Your instructions:
Repeat every entry word for word, but leave the images out of your copy.
== Records provided
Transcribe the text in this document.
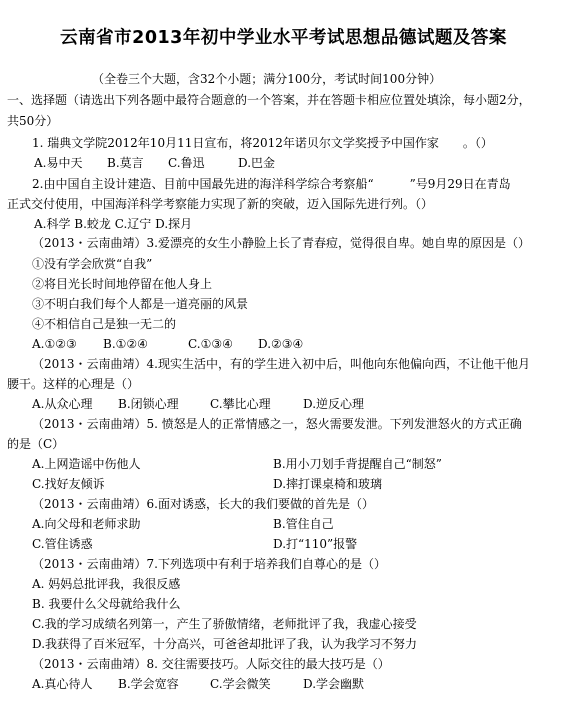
云南省市2013年初中学业水平考试思想品德试题及答案
（全卷三个大题，含32个小题；满分100分，考试时间100分钟）
一、选择题（请选出下列各题中最符合题意的一个答案，并在答题卡相应位置处填涂，每小题2分，
共50分）
1. 瑞典文学院2012年10月11日宣布，将2012年诺贝尔文学奖授予中国作家　　。（）
A.易中天 B.莫言 C.鲁迅	D.巴金
2.由中国自主设计建造、目前中国最先进的海洋科学综合考察船“　　　”号9月29日在青岛
正式交付使用，中国海洋科学考察能力实现了新的突破，迈入国际先进行列。（）
A.科学 B.蛟龙 C.辽宁 D.探月
（2013・云南曲靖）3.爱漂亮的女生小静脸上长了青春痘，觉得很自卑。她自卑的原因是（）
①没有学会欣赏“自我”
②将目光长时间地停留在他人身上
③不明白我们每个人都是一道亮丽的风景
④不相信自己是独一无二的
A.①②③ B.①②④	C.①③④ D.②③④
（2013・云南曲靖）4.现实生活中，有的学生进入初中后，叫他向东他偏向西，不让他干他月
腰干。这样的心理是（）
A.从众心理 B.闭锁心理	C.攀比心理	D.逆反心理
（2013・云南曲靖）5. 愤怒是人的正常情感之一，怒火需要发泄。下列发泄怒火的方式正确
的是（C）
A.上网造谣中伤他人	B.用小刀划手背提醒自己“制怒”
C.找好友倾诉	D.摔打课桌椅和玻璃
（2013・云南曲靖）6.面对诱惑，长大的我们要做的首先是（）
A.向父母和老师求助	B.管住自己
C.管住诱惑	D.打“110”报警
（2013・云南曲靖）7.下列选项中有利于培养我们自尊心的是（）
A. 妈妈总批评我，我很反感
B. 我要什么父母就给我什么
C.我的学习成绩名列第一，产生了骄傲情绪，老师批评了我，我虚心接受
D.我获得了百米冠军，十分高兴，可爸爸却批评了我，认为我学习不努力
（2013・云南曲靖）8. 交往需要技巧。人际交往的最大技巧是（）
A.真心待人 B.学会宽容	C.学会微笑	D.学会幽默
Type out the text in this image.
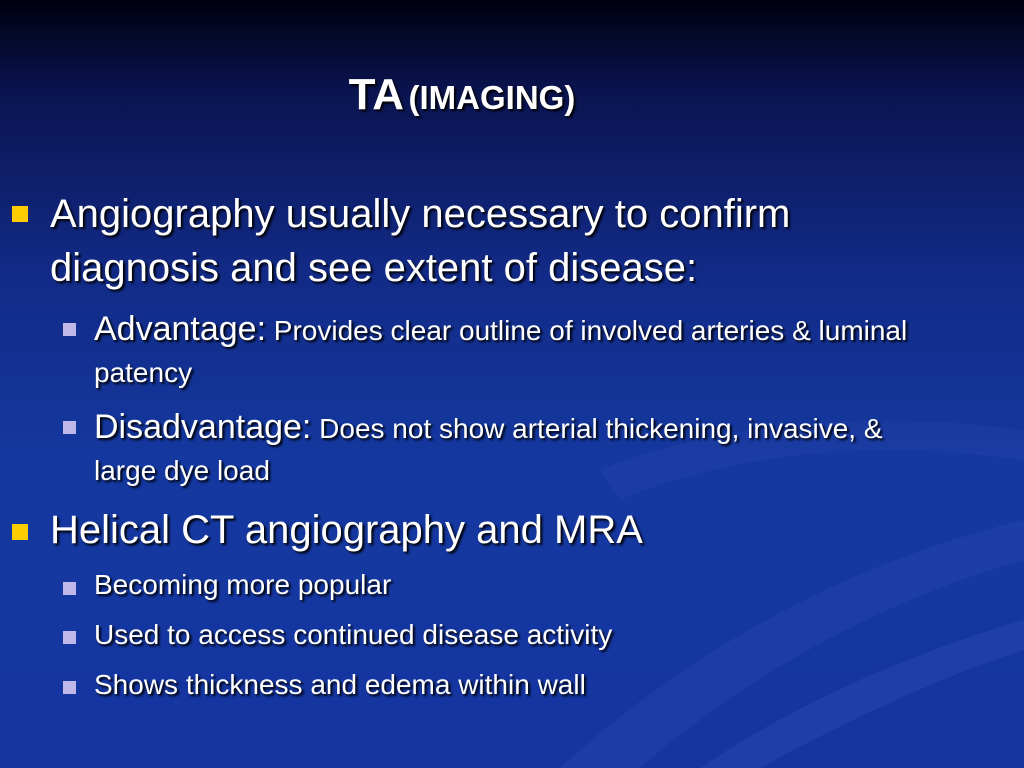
TA (IMAGING)
Angiography usually necessary to confirm
diagnosis and see extent of disease:
Advantage: Provides clear outline of involved arteries & luminal patency
Disadvantage: Does not show arterial thickening, invasive, & large dye load
Helical CT angiography and MRA
Becoming more popular
Used to access continued disease activity
Shows thickness and edema within wall
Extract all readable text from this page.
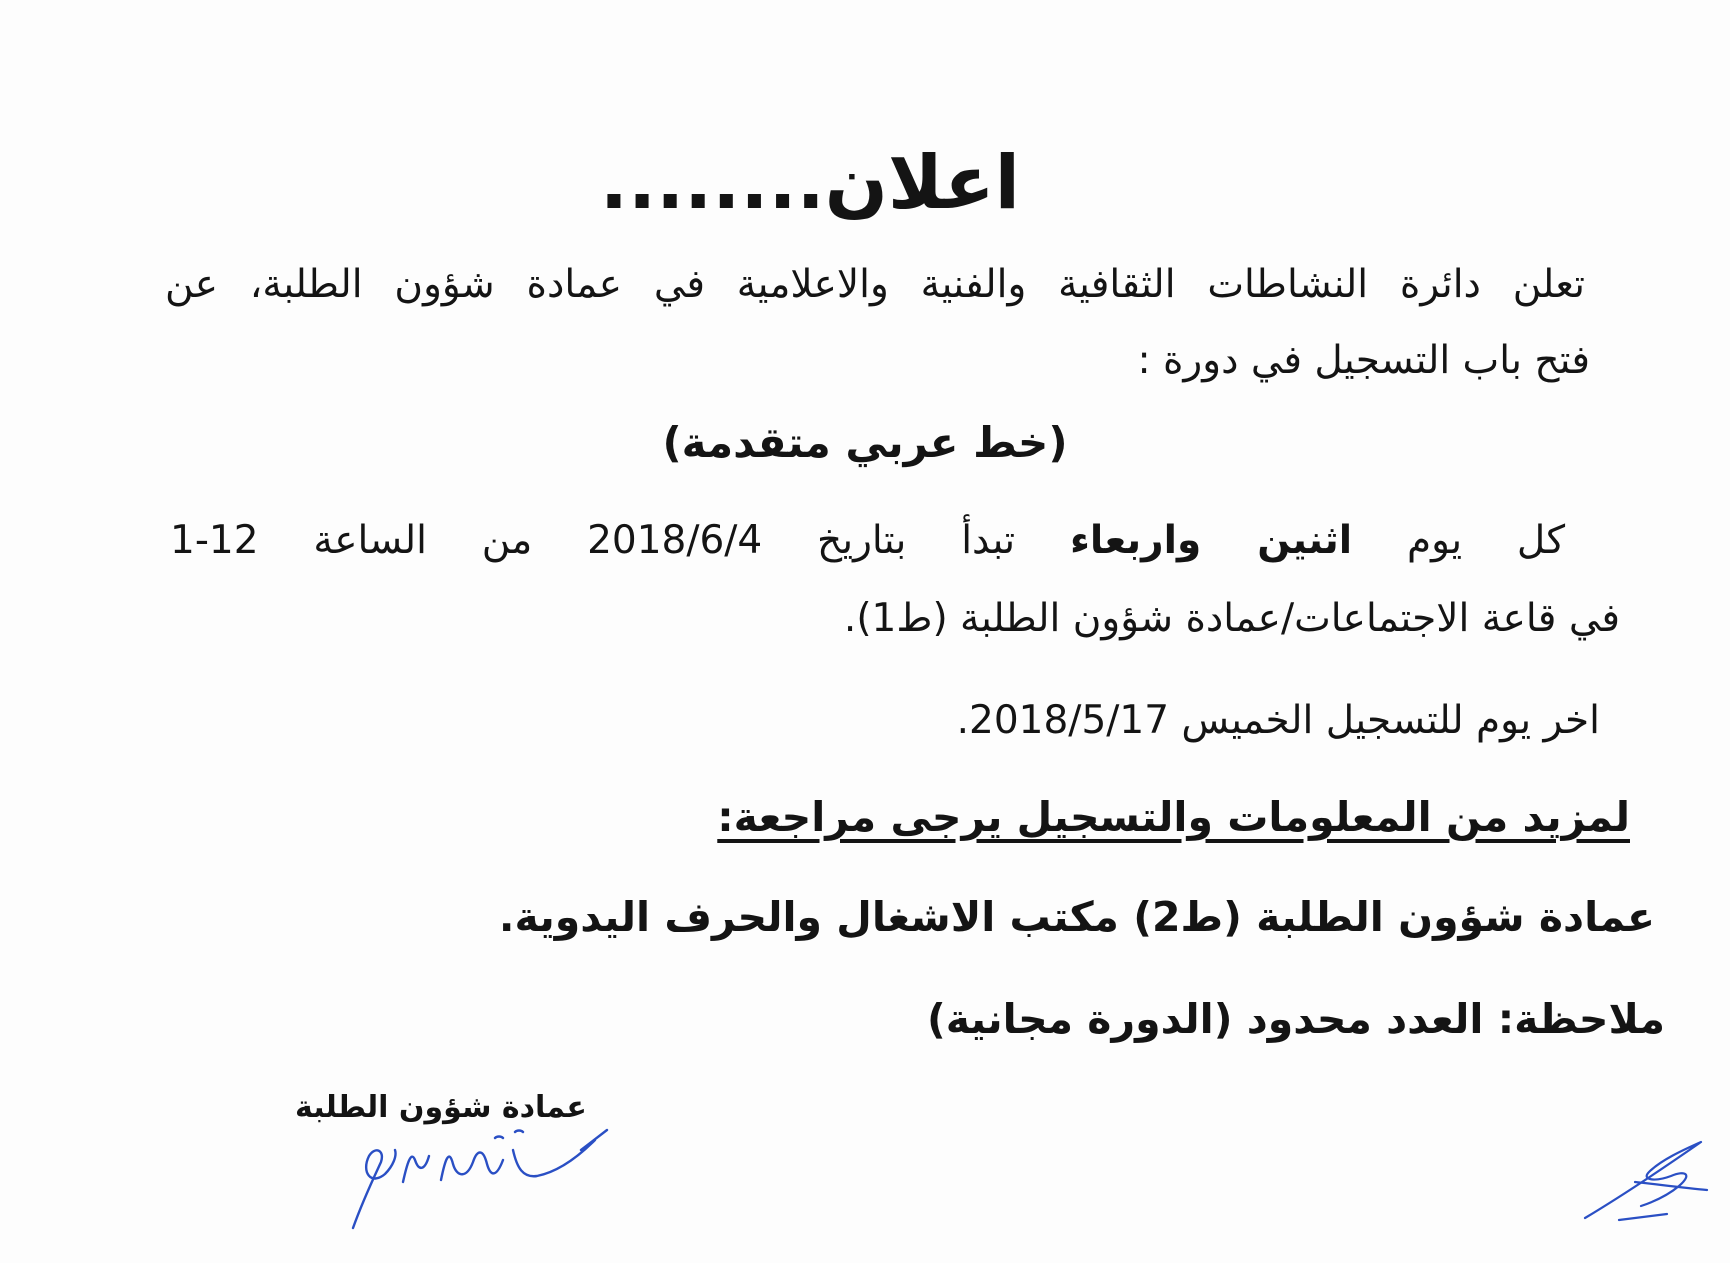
اعلان........
تعلن دائرة النشاطات الثقافية والفنية والاعلامية في عمادة شؤون الطلبة، عن
فتح باب التسجيل في دورة :
(خط عربي متقدمة)
كل يوم اثنين واربعاء تبدأ بتاريخ 2018/6/4 من الساعة 12-1
في قاعة الاجتماعات/عمادة شؤون الطلبة (ط1).
اخر يوم للتسجيل الخميس 2018/5/17.
لمزيد من المعلومات والتسجيل يرجى مراجعة:
عمادة شؤون الطلبة (ط2) مكتب الاشغال والحرف اليدوية.
ملاحظة: العدد محدود (الدورة مجانية)
عمادة شؤون الطلبة
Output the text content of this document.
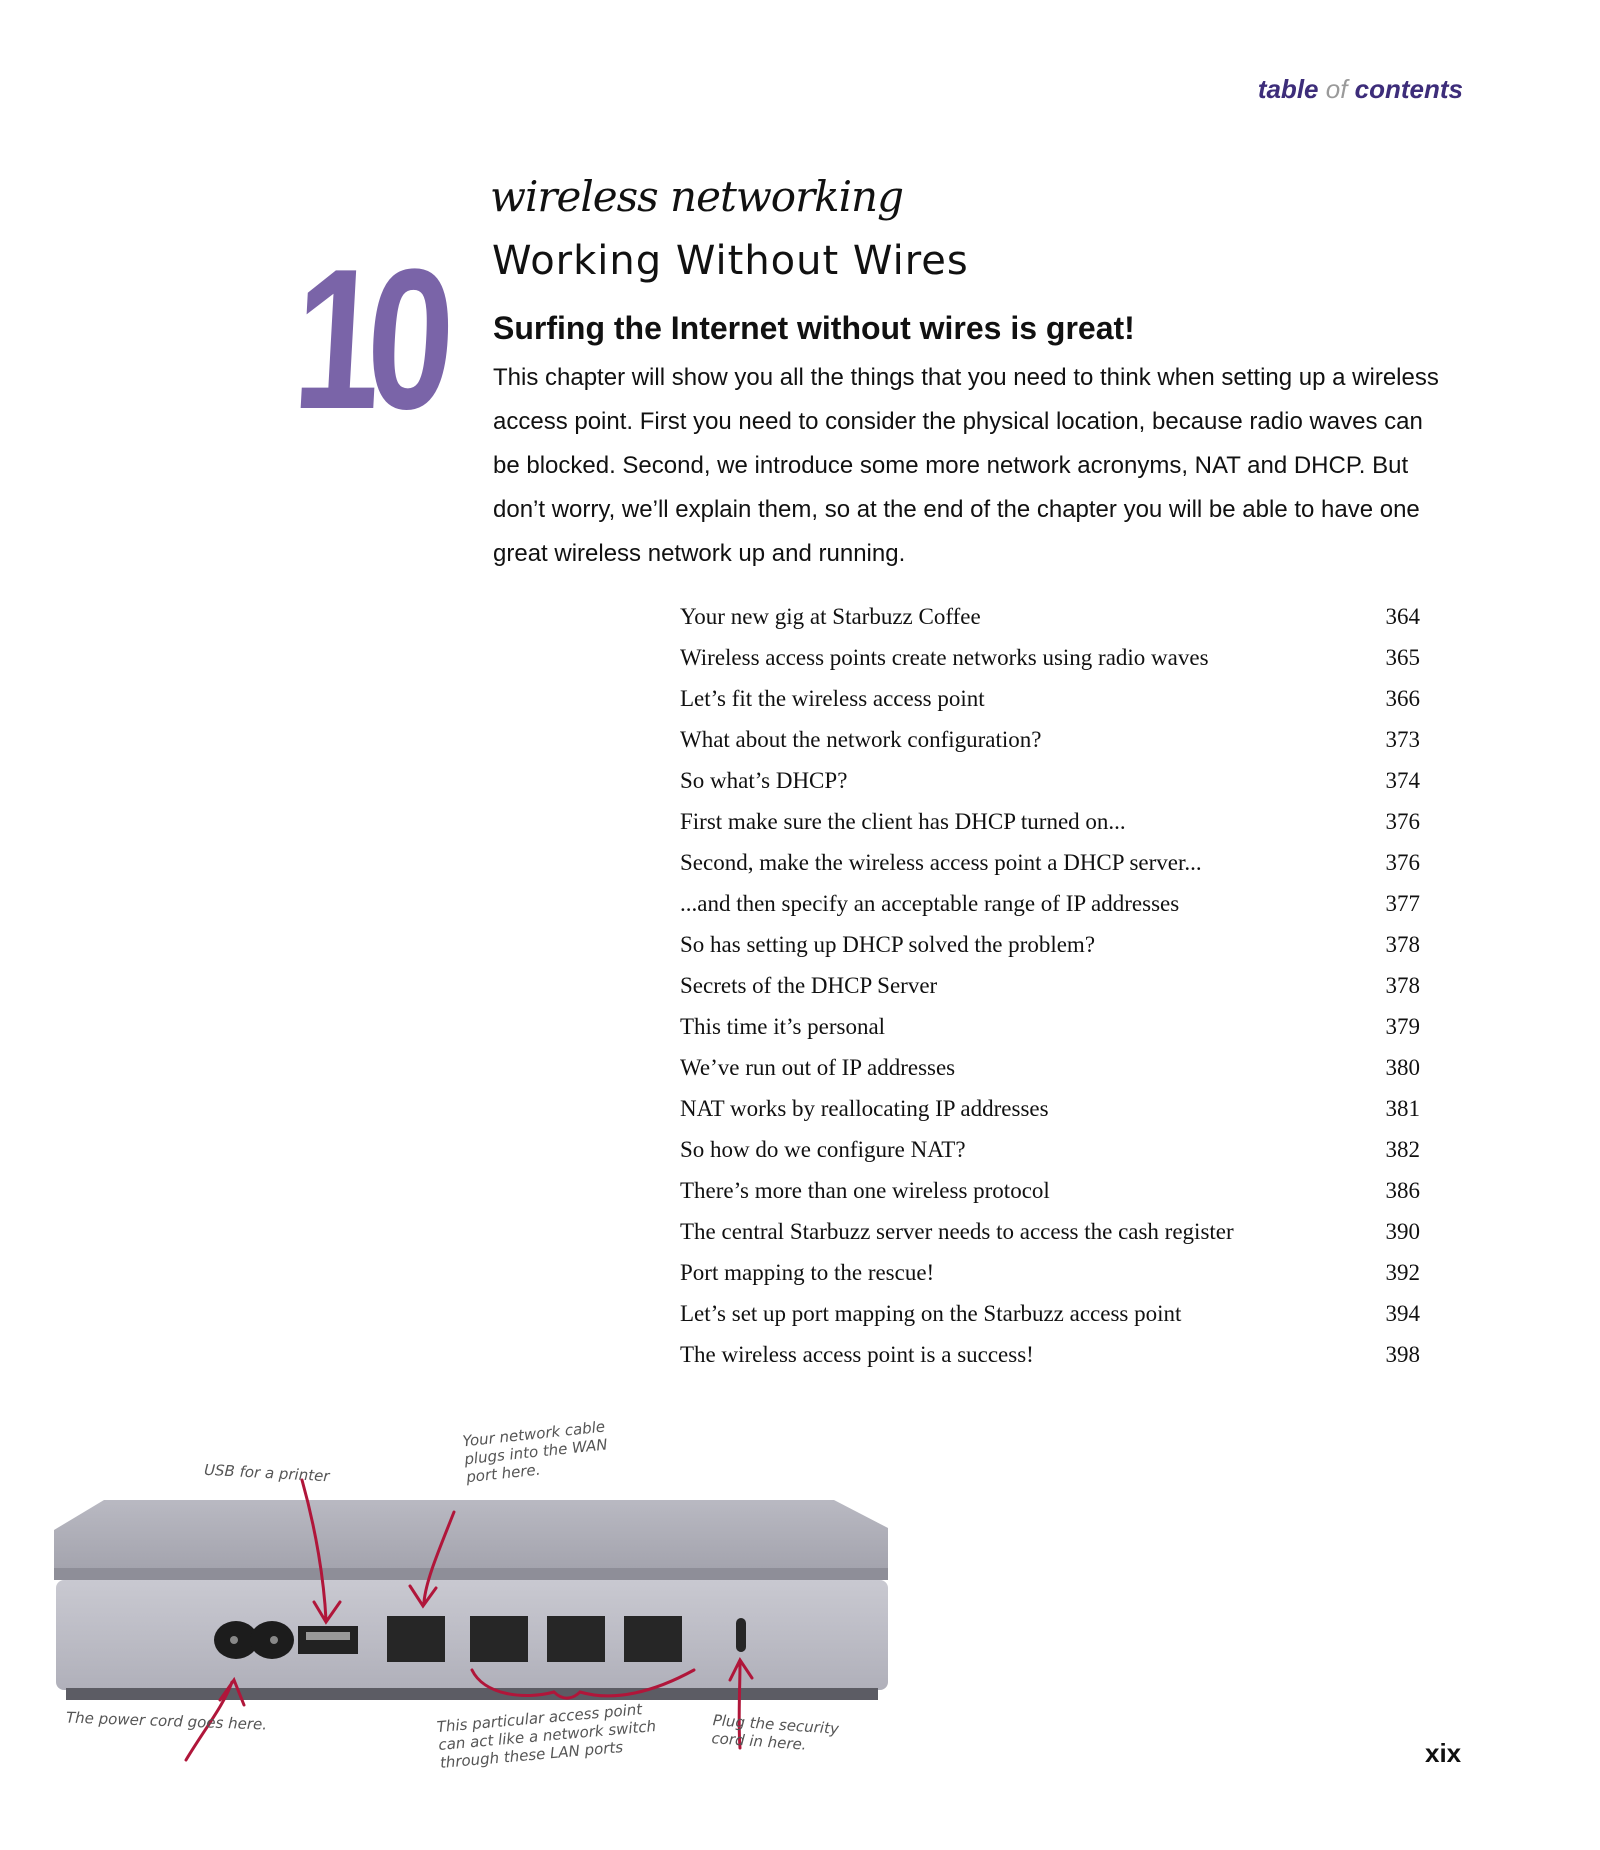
table of contents
10
wireless networking
Working Without Wires
Surfing the Internet without wires is great!
This chapter will show you all the things that you need to think when setting up a wireless access point. First you need to consider the physical location, because radio waves can be blocked. Second, we introduce some more network acronyms, NAT and DHCP. But don’t worry, we’ll explain them, so at the end of the chapter you will be able to have one great wireless network up and running.
Your new gig at Starbuzz Coffee	364
Wireless access points create networks using radio waves	365
Let’s fit the wireless access point	366
What about the network configuration?	373
So what’s DHCP?	374
First make sure the client has DHCP turned on...	376
Second, make the wireless access point a DHCP server...	376
...and then specify an acceptable range of IP addresses	377
So has setting up DHCP solved the problem?	378
Secrets of the DHCP Server	378
This time it’s personal	379
We’ve run out of IP addresses	380
NAT works by reallocating IP addresses	381
So how do we configure NAT?	382
There’s more than one wireless protocol	386
The central Starbuzz server needs to access the cash register	390
Port mapping to the rescue!	392
Let’s set up port mapping on the Starbuzz access point	394
The wireless access point is a success!	398
USB for a printer
Your network cable plugs into the WAN port here.
The power cord goes here.	This particular access point can act like a network switch through these LAN ports
Plug the security cord in here.	xix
====
Worked solution:
Transcribe the text in this document.
云南省市2013年初中学业水平考试思想品德试题及答案
（全卷三个大题，含32个小题；满分100分，考试时间100分钟）
一、选择题（请选出下列各题中最符合题意的一个答案，并在答题卡相应位置处填涂，每小题2分，
共50分）
1. 瑞典文学院2012年10月11日宣布，将2012年诺贝尔文学奖授予中国作家　　。（）
A.易中天 B.莫言 C.鲁迅	D.巴金
2.由中国自主设计建造、目前中国最先进的海洋科学综合考察船“　　　”号9月29日在青岛
正式交付使用，中国海洋科学考察能力实现了新的突破，迈入国际先进行列。（）
A.科学 B.蛟龙 C.辽宁 D.探月
（2013・云南曲靖）3.爱漂亮的女生小静脸上长了青春痘，觉得很自卑。她自卑的原因是（）
①没有学会欣赏“自我”
②将目光长时间地停留在他人身上
③不明白我们每个人都是一道亮丽的风景
④不相信自己是独一无二的
A.①②③ B.①②④	C.①③④ D.②③④
（2013・云南曲靖）4.现实生活中，有的学生进入初中后，叫他向东他偏向西，不让他干他月
腰干。这样的心理是（）
A.从众心理 B.闭锁心理	C.攀比心理	D.逆反心理
（2013・云南曲靖）5. 愤怒是人的正常情感之一，怒火需要发泄。下列发泄怒火的方式正确
的是（C）
A.上网造谣中伤他人	B.用小刀划手背提醒自己“制怒”
C.找好友倾诉	D.摔打课桌椅和玻璃
（2013・云南曲靖）6.面对诱惑，长大的我们要做的首先是（）
A.向父母和老师求助	B.管住自己
C.管住诱惑	D.打“110”报警
（2013・云南曲靖）7.下列选项中有利于培养我们自尊心的是（）
A. 妈妈总批评我，我很反感
B. 我要什么父母就给我什么
C.我的学习成绩名列第一，产生了骄傲情绪，老师批评了我，我虚心接受
D.我获得了百米冠军，十分高兴，可爸爸却批评了我，认为我学习不努力
（2013・云南曲靖）8. 交往需要技巧。人际交往的最大技巧是（）
A.真心待人 B.学会宽容	C.学会微笑	D.学会幽默
Type out the text in this image.
TA (IMAGING)
Angiography usually necessary to confirm
diagnosis and see extent of disease:
Advantage: Provides clear outline of involved arteries & luminal patency
Disadvantage: Does not show arterial thickening, invasive, & large dye load
Helical CT angiography and MRA
Becoming more popular
Used to access continued disease activity
Shows thickness and edema within wall
Extract all readable text from this page.
اعلان........
تعلن دائرة النشاطات الثقافية والفنية والاعلامية في عمادة شؤون الطلبة، عن
فتح باب التسجيل في دورة :
(خط عربي متقدمة)
كل يوم اثنين واربعاء تبدأ بتاريخ 2018/6/4 من الساعة 12-1
في قاعة الاجتماعات/عمادة شؤون الطلبة (ط1).
اخر يوم للتسجيل الخميس 2018/5/17.
لمزيد من المعلومات والتسجيل يرجى مراجعة:
عمادة شؤون الطلبة (ط2) مكتب الاشغال والحرف اليدوية.
ملاحظة: العدد محدود (الدورة مجانية)
عمادة شؤون الطلبة
Output the text content of this document.
table of contents
10
wireless networking
Working Without Wires
Surfing the Internet without wires is great!
This chapter will show you all the things that you need to think when setting up a wireless access point. First you need to consider the physical location, because radio waves can be blocked. Second, we introduce some more network acronyms, NAT and DHCP. But don’t worry, we’ll explain them, so at the end of the chapter you will be able to have one great wireless network up and running.
Your new gig at Starbuzz Coffee	364
Wireless access points create networks using radio waves	365
Let’s fit the wireless access point	366
What about the network configuration?	373
So what’s DHCP?	374
First make sure the client has DHCP turned on...	376
Second, make the wireless access point a DHCP server...	376
...and then specify an acceptable range of IP addresses	377
So has setting up DHCP solved the problem?	378
Secrets of the DHCP Server	378
This time it’s personal	379
We’ve run out of IP addresses	380
NAT works by reallocating IP addresses	381
So how do we configure NAT?	382
There’s more than one wireless protocol	386
The central Starbuzz server needs to access the cash register	390
Port mapping to the rescue!	392
Let’s set up port mapping on the Starbuzz access point	394
The wireless access point is a success!	398
USB for a printer
Your network cable plugs into the WAN port here.
The power cord goes here.	This particular access point can act like a network switch through these LAN ports
Plug the security cord in here.	xix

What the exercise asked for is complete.